__Problem__
Write the material out again exactly.

__Records supplied__
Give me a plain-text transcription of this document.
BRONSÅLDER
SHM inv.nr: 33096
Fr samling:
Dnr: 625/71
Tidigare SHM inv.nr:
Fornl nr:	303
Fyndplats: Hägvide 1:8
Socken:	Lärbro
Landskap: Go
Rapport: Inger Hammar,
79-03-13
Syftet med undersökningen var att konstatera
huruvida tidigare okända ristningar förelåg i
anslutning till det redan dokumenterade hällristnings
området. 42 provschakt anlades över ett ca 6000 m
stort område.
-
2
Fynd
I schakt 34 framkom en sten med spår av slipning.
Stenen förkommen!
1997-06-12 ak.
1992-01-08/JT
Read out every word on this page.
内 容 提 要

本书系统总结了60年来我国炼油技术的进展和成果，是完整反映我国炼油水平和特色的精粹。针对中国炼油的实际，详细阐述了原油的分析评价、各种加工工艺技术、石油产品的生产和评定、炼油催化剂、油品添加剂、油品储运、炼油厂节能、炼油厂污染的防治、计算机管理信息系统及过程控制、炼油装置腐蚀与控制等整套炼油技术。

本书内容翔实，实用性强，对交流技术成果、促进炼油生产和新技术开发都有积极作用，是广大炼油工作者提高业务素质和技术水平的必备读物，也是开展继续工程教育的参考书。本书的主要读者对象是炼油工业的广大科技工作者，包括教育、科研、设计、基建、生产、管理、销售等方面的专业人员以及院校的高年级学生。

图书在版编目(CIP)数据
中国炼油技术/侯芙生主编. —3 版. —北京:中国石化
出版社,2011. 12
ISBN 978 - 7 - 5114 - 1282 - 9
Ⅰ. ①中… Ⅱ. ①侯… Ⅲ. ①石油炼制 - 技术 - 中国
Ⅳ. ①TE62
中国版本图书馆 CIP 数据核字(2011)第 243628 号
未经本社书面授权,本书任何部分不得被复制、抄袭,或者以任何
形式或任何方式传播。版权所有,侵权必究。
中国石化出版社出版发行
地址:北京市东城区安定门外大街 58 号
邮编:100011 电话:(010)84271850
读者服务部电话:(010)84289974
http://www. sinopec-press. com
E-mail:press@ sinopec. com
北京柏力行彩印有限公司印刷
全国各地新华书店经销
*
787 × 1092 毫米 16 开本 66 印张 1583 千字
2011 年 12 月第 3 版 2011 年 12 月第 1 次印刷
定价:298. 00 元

__Complete response__
Give me a plain-text transcription of this document.
BRONSÅLDER
SHM inv.nr: 33096
Fr samling:
Dnr: 625/71
Tidigare SHM inv.nr:
Fornl nr:	303
Fyndplats: Hägvide 1:8
Socken:	Lärbro
Landskap: Go
Rapport: Inger Hammar,
79-03-13
Syftet med undersökningen var att konstatera
huruvida tidigare okända ristningar förelåg i
anslutning till det redan dokumenterade hällristnings
området. 42 provschakt anlades över ett ca 6000 m
stort område.
-
2
Fynd
I schakt 34 framkom en sten med spår av slipning.
Stenen förkommen!
1997-06-12 ak.
1992-01-08/JT
Read out every word on this page.
内 容 提 要

本书系统总结了60年来我国炼油技术的进展和成果，是完整反映我国炼油水平和特色的精粹。针对中国炼油的实际，详细阐述了原油的分析评价、各种加工工艺技术、石油产品的生产和评定、炼油催化剂、油品添加剂、油品储运、炼油厂节能、炼油厂污染的防治、计算机管理信息系统及过程控制、炼油装置腐蚀与控制等整套炼油技术。

本书内容翔实，实用性强，对交流技术成果、促进炼油生产和新技术开发都有积极作用，是广大炼油工作者提高业务素质和技术水平的必备读物，也是开展继续工程教育的参考书。本书的主要读者对象是炼油工业的广大科技工作者，包括教育、科研、设计、基建、生产、管理、销售等方面的专业人员以及院校的高年级学生。

图书在版编目(CIP)数据
中国炼油技术/侯芙生主编. —3 版. —北京:中国石化
出版社,2011. 12
ISBN 978 - 7 - 5114 - 1282 - 9
Ⅰ. ①中… Ⅱ. ①侯… Ⅲ. ①石油炼制 - 技术 - 中国
Ⅳ. ①TE62
中国版本图书馆 CIP 数据核字(2011)第 243628 号
未经本社书面授权,本书任何部分不得被复制、抄袭,或者以任何
形式或任何方式传播。版权所有,侵权必究。
中国石化出版社出版发行
地址:北京市东城区安定门外大街 58 号
邮编:100011 电话:(010)84271850
读者服务部电话:(010)84289974
http://www. sinopec-press. com
E-mail:press@ sinopec. com
北京柏力行彩印有限公司印刷
全国各地新华书店经销
*
787 × 1092 毫米 16 开本 66 印张 1583 千字
2011 年 12 月第 3 版 2011 年 12 月第 1 次印刷
定价:298. 00 元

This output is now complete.